▶ [Your goal]
Reproduce the listing that follows with no differences at all.

▶ [Rows]
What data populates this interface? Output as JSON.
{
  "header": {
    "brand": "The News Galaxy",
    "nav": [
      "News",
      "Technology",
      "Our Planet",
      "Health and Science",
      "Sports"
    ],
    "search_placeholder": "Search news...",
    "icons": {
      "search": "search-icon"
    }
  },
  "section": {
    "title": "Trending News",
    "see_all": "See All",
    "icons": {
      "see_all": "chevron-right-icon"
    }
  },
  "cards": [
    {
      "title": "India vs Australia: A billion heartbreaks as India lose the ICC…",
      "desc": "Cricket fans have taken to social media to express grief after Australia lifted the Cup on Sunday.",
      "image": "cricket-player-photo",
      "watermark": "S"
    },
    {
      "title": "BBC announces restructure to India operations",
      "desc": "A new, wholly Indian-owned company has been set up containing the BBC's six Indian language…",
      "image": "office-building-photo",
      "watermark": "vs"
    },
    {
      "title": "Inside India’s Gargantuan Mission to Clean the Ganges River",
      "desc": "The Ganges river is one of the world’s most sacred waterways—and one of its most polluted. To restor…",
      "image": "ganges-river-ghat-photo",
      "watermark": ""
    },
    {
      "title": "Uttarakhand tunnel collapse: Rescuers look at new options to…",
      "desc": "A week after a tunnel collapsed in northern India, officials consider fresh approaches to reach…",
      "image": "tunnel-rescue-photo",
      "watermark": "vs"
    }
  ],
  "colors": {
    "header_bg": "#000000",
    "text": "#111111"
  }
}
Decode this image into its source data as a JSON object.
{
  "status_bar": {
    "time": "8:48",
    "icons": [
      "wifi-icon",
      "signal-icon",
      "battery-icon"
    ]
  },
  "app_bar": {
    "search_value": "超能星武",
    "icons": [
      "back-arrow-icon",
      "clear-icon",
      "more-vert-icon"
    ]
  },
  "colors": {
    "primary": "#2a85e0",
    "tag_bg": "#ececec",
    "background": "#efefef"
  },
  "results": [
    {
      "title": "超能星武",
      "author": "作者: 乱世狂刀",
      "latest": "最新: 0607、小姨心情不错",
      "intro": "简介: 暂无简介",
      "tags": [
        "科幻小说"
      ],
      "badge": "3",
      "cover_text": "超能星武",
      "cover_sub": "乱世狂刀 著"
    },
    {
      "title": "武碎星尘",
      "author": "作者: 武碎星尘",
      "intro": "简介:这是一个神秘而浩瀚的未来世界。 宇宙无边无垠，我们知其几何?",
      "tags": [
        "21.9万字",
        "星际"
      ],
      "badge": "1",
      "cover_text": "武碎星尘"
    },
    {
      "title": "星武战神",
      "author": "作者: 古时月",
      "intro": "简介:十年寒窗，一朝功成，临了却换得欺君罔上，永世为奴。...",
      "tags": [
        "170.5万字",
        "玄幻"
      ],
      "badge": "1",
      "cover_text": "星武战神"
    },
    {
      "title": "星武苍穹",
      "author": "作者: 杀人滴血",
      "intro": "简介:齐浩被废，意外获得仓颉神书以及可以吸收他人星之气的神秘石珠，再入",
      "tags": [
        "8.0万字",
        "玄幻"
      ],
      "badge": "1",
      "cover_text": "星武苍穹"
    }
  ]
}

▶ [Written answer]
What data populates this interface? Output as JSON.
{
  "header": {
    "brand": "The News Galaxy",
    "nav": [
      "News",
      "Technology",
      "Our Planet",
      "Health and Science",
      "Sports"
    ],
    "search_placeholder": "Search news...",
    "icons": {
      "search": "search-icon"
    }
  },
  "section": {
    "title": "Trending News",
    "see_all": "See All",
    "icons": {
      "see_all": "chevron-right-icon"
    }
  },
  "cards": [
    {
      "title": "India vs Australia: A billion heartbreaks as India lose the ICC…",
      "desc": "Cricket fans have taken to social media to express grief after Australia lifted the Cup on Sunday.",
      "image": "cricket-player-photo",
      "watermark": "S"
    },
    {
      "title": "BBC announces restructure to India operations",
      "desc": "A new, wholly Indian-owned company has been set up containing the BBC's six Indian language…",
      "image": "office-building-photo",
      "watermark": "vs"
    },
    {
      "title": "Inside India’s Gargantuan Mission to Clean the Ganges River",
      "desc": "The Ganges river is one of the world’s most sacred waterways—and one of its most polluted. To restor…",
      "image": "ganges-river-ghat-photo",
      "watermark": ""
    },
    {
      "title": "Uttarakhand tunnel collapse: Rescuers look at new options to…",
      "desc": "A week after a tunnel collapsed in northern India, officials consider fresh approaches to reach…",
      "image": "tunnel-rescue-photo",
      "watermark": "vs"
    }
  ],
  "colors": {
    "header_bg": "#000000",
    "text": "#111111"
  }
}
Decode this image into its source data as a JSON object.
{
  "status_bar": {
    "time": "8:48",
    "icons": [
      "wifi-icon",
      "signal-icon",
      "battery-icon"
    ]
  },
  "app_bar": {
    "search_value": "超能星武",
    "icons": [
      "back-arrow-icon",
      "clear-icon",
      "more-vert-icon"
    ]
  },
  "colors": {
    "primary": "#2a85e0",
    "tag_bg": "#ececec",
    "background": "#efefef"
  },
  "results": [
    {
      "title": "超能星武",
      "author": "作者: 乱世狂刀",
      "latest": "最新: 0607、小姨心情不错",
      "intro": "简介: 暂无简介",
      "tags": [
        "科幻小说"
      ],
      "badge": "3",
      "cover_text": "超能星武",
      "cover_sub": "乱世狂刀 著"
    },
    {
      "title": "武碎星尘",
      "author": "作者: 武碎星尘",
      "intro": "简介:这是一个神秘而浩瀚的未来世界。 宇宙无边无垠，我们知其几何?",
      "tags": [
        "21.9万字",
        "星际"
      ],
      "badge": "1",
      "cover_text": "武碎星尘"
    },
    {
      "title": "星武战神",
      "author": "作者: 古时月",
      "intro": "简介:十年寒窗，一朝功成，临了却换得欺君罔上，永世为奴。...",
      "tags": [
        "170.5万字",
        "玄幻"
      ],
      "badge": "1",
      "cover_text": "星武战神"
    },
    {
      "title": "星武苍穹",
      "author": "作者: 杀人滴血",
      "intro": "简介:齐浩被废，意外获得仓颉神书以及可以吸收他人星之气的神秘石珠，再入",
      "tags": [
        "8.0万字",
        "玄幻"
      ],
      "badge": "1",
      "cover_text": "星武苍穹"
    }
  ]
}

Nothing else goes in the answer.